INPUT FOR THIS TASK =
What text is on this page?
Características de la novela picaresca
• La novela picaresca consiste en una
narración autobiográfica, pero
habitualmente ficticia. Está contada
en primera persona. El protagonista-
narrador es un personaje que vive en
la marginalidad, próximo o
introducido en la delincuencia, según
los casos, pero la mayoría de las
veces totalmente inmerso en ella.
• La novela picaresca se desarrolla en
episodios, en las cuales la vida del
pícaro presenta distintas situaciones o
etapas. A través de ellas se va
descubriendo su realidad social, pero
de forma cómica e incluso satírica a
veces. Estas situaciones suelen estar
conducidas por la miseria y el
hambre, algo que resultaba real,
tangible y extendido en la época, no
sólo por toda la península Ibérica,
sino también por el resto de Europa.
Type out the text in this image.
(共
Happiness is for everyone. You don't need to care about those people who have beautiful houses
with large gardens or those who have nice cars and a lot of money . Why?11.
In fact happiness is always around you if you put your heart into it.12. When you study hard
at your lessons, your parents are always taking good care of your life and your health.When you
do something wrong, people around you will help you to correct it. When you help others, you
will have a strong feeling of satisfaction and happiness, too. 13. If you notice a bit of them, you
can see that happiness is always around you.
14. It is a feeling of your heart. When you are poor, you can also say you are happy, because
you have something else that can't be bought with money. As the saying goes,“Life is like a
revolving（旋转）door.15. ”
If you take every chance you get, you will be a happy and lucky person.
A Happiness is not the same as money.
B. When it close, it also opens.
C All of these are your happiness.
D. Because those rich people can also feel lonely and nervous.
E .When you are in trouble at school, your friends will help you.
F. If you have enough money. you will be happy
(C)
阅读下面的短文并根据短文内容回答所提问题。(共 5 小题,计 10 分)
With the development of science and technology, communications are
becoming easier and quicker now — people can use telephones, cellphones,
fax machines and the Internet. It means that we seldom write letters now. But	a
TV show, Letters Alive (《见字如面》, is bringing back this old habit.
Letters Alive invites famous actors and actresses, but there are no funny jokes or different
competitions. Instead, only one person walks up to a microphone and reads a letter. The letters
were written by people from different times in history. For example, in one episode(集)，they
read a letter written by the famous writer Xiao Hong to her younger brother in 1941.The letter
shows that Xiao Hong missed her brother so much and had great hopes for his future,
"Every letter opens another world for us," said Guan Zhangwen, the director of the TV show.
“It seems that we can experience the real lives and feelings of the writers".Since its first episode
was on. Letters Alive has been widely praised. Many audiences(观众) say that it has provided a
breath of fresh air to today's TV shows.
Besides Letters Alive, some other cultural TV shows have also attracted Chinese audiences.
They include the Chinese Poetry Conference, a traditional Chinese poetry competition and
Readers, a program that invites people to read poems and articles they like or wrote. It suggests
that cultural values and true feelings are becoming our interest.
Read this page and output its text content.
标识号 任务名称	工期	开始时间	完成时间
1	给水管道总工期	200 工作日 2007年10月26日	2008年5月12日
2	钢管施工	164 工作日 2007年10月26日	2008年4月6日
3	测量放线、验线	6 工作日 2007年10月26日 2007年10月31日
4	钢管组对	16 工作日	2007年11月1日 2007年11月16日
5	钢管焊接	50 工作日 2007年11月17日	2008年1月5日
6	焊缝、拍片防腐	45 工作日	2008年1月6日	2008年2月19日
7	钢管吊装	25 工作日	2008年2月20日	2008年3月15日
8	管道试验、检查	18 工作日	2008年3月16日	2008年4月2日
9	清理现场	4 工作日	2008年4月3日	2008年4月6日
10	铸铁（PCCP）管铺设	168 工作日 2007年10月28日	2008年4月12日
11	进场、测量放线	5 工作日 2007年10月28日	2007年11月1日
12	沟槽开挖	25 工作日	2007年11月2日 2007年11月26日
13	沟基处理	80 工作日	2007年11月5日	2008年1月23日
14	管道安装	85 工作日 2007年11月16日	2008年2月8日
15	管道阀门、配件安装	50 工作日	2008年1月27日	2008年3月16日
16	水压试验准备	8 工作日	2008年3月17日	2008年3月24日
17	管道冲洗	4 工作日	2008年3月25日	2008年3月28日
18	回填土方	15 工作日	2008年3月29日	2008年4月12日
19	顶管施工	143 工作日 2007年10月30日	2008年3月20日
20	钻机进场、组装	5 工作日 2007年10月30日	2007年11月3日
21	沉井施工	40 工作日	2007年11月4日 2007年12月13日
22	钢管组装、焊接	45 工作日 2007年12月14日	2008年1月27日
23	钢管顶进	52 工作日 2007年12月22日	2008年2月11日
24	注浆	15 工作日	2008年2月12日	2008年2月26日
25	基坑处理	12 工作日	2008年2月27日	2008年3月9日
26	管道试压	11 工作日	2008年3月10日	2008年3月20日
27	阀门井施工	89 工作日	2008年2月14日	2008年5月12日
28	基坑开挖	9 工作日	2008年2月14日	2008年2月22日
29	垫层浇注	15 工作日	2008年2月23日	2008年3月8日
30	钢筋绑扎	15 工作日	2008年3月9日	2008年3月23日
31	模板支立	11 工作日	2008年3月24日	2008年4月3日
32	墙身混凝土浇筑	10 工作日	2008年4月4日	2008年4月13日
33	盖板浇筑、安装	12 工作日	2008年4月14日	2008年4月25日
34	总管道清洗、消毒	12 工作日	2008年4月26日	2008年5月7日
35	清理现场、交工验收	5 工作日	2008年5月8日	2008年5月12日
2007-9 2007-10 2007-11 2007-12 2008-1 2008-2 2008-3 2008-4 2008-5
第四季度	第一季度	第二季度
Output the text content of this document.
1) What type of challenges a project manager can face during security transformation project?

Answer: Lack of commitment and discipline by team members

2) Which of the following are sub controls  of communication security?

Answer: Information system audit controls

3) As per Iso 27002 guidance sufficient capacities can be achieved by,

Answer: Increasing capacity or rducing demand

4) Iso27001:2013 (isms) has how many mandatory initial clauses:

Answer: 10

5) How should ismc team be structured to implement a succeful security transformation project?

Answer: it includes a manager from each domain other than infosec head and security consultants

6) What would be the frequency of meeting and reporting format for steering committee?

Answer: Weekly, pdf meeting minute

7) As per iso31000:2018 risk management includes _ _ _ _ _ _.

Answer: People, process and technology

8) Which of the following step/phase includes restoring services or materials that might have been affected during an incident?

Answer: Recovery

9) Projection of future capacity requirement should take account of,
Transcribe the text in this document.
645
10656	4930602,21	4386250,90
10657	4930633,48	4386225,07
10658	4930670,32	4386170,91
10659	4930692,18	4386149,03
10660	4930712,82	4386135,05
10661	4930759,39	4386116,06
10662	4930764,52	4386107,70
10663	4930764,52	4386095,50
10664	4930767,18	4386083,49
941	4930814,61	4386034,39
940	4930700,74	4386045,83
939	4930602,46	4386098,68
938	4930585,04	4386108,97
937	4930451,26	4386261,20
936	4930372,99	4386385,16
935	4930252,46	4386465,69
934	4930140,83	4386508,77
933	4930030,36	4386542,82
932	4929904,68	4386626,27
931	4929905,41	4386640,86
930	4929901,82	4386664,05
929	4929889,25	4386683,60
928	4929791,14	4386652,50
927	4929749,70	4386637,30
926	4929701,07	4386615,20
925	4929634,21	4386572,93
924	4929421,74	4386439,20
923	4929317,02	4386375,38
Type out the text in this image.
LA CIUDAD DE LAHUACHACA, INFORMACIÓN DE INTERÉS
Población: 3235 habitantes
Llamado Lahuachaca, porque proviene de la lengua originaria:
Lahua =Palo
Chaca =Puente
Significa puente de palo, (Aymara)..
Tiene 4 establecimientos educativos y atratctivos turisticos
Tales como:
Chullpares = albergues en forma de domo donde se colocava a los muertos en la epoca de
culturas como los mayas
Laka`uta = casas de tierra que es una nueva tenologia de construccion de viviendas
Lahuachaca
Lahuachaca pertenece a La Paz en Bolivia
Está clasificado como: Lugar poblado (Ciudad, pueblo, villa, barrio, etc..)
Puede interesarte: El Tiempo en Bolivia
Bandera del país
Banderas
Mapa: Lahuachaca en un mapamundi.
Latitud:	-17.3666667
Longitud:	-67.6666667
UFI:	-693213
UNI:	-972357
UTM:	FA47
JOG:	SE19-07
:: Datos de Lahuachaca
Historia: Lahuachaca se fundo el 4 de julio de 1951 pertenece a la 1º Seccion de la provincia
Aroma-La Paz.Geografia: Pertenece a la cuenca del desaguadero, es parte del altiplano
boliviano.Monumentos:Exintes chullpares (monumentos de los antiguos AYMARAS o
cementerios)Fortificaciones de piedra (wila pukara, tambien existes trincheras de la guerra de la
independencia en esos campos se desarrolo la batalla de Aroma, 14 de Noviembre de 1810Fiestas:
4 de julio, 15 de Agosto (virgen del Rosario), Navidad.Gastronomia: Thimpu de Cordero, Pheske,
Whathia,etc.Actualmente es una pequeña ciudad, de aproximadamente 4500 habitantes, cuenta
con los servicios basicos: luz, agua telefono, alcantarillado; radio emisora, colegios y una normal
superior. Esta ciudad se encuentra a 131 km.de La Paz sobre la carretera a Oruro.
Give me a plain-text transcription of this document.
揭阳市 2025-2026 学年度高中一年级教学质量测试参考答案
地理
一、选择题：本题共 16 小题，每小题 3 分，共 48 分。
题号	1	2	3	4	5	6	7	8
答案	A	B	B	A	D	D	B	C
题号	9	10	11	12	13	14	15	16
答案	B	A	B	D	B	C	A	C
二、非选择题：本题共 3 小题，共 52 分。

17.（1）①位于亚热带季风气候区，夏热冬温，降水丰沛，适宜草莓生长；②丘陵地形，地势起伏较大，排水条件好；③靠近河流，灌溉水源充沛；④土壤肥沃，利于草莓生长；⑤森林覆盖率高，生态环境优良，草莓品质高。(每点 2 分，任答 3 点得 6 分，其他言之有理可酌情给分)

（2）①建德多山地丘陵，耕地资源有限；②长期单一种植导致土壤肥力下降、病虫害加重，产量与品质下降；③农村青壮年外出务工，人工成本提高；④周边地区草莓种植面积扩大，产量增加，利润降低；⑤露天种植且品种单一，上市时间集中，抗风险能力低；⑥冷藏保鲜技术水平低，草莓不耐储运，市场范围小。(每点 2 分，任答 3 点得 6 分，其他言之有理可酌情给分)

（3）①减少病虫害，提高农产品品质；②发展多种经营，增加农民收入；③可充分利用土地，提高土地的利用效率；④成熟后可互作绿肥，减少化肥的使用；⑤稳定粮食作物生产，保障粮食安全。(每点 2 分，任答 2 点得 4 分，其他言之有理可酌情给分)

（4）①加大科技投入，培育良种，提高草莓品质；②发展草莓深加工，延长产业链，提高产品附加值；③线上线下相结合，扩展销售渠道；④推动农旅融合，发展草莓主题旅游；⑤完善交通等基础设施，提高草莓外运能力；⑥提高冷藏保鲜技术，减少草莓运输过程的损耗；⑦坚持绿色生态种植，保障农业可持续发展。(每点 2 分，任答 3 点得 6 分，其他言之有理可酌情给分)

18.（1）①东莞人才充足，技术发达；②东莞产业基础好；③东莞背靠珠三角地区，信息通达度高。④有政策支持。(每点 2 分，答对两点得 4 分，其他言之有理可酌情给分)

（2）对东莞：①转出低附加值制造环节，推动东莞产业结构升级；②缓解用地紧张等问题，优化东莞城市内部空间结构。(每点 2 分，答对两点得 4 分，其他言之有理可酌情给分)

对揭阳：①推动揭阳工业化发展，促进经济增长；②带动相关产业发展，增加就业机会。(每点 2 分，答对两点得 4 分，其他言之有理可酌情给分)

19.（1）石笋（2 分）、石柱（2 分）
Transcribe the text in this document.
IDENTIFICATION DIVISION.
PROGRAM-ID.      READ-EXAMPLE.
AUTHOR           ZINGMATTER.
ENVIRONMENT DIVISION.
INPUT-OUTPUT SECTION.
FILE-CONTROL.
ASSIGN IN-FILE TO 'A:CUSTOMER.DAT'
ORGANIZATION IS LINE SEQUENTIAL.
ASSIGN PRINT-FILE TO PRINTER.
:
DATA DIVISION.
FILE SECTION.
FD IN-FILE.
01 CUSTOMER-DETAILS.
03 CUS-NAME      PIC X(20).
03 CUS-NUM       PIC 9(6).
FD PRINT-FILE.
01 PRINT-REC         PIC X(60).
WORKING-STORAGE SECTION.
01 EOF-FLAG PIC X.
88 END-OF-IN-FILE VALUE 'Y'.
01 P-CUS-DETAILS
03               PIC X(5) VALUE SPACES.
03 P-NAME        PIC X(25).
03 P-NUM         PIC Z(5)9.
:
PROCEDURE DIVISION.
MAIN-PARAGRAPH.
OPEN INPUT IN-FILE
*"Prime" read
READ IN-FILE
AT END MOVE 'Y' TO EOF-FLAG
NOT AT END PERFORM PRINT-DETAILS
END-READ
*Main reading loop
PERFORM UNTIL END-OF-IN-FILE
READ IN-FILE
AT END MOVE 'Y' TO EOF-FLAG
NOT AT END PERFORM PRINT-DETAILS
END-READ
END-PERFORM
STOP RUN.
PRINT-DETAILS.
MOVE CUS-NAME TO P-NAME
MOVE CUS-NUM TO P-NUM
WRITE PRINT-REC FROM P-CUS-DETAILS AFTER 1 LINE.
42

EXERCISE DESCRIPTION = Read through the data and copy every line where "答对两点得" shows up.

PROBLEM SOLUTION =
18.（1）①东莞人才充足，技术发达；②东莞产业基础好；③东莞背靠珠三角地区，信息通达度高。④有政策支持。(每点 2 分，答对两点得 4 分，其他言之有理可酌情给分)
（2）对东莞：①转出低附加值制造环节，推动东莞产业结构升级；②缓解用地紧张等问题，优化东莞城市内部空间结构。(每点 2 分，答对两点得 4 分，其他言之有理可酌情给分)
对揭阳：①推动揭阳工业化发展，促进经济增长；②带动相关产业发展，增加就业机会。(每点 2 分，答对两点得 4 分，其他言之有理可酌情给分)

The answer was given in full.